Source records

◇ ◇ ◇

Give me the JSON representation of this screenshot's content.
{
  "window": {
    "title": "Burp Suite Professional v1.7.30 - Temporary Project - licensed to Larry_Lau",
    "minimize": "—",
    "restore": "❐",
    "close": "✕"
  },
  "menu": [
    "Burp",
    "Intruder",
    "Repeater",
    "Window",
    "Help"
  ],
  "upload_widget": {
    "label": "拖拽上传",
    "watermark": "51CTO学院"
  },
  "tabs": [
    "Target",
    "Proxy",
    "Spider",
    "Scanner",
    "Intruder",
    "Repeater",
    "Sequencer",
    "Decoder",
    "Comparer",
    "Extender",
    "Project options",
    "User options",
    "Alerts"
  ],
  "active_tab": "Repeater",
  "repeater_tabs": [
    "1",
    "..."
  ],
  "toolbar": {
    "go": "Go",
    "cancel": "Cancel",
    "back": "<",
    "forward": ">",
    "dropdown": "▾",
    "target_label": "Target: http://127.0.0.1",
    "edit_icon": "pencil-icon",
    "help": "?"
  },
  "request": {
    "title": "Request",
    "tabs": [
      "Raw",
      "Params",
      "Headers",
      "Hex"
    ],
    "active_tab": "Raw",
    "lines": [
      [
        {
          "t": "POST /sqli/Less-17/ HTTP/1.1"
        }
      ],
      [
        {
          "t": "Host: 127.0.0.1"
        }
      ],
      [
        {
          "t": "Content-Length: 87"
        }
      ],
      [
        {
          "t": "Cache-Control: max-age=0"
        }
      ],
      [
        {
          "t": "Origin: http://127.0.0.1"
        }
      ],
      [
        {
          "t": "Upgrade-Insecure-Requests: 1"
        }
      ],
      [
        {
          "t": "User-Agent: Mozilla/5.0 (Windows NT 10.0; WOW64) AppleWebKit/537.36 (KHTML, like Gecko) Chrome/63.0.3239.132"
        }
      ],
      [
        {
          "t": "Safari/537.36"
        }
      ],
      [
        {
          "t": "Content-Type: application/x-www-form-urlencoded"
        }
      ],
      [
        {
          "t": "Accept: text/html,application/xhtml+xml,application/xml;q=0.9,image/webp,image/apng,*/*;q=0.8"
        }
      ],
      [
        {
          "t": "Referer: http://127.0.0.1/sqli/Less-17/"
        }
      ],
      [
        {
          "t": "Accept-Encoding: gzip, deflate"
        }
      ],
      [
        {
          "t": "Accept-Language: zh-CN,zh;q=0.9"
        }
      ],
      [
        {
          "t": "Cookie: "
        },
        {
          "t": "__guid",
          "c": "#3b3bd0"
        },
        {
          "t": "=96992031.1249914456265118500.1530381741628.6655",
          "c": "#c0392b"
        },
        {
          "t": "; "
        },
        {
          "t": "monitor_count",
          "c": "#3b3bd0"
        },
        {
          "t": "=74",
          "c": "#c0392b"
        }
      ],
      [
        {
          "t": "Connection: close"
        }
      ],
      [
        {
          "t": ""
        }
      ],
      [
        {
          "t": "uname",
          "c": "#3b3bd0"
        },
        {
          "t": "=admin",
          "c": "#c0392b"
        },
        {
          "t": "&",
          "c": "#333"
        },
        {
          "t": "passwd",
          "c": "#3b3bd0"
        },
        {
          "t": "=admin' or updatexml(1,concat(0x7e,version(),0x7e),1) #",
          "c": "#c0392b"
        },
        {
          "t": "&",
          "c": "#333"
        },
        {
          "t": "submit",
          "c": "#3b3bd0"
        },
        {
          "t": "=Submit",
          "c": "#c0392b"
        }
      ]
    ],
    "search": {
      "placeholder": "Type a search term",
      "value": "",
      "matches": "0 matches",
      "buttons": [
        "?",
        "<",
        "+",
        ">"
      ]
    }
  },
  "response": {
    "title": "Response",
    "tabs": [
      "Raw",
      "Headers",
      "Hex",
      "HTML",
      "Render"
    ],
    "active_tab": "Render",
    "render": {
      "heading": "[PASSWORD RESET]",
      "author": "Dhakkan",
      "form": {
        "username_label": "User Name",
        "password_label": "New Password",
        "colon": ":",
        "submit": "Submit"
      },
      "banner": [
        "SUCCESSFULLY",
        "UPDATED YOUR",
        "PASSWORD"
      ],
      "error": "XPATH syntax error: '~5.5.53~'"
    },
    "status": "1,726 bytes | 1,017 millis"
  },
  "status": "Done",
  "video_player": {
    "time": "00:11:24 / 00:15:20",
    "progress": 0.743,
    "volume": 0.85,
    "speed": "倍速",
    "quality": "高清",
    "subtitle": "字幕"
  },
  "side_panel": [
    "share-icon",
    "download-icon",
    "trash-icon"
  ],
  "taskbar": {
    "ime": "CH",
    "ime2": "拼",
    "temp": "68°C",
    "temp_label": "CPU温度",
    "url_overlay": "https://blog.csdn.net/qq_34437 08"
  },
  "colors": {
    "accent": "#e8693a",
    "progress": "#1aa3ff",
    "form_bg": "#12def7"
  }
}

◇ ◇ ◇

• [Short problem]: From the data, pick out every line that includes "search".

• [Task solution]:
    "search": {
      "placeholder": "Type a search term",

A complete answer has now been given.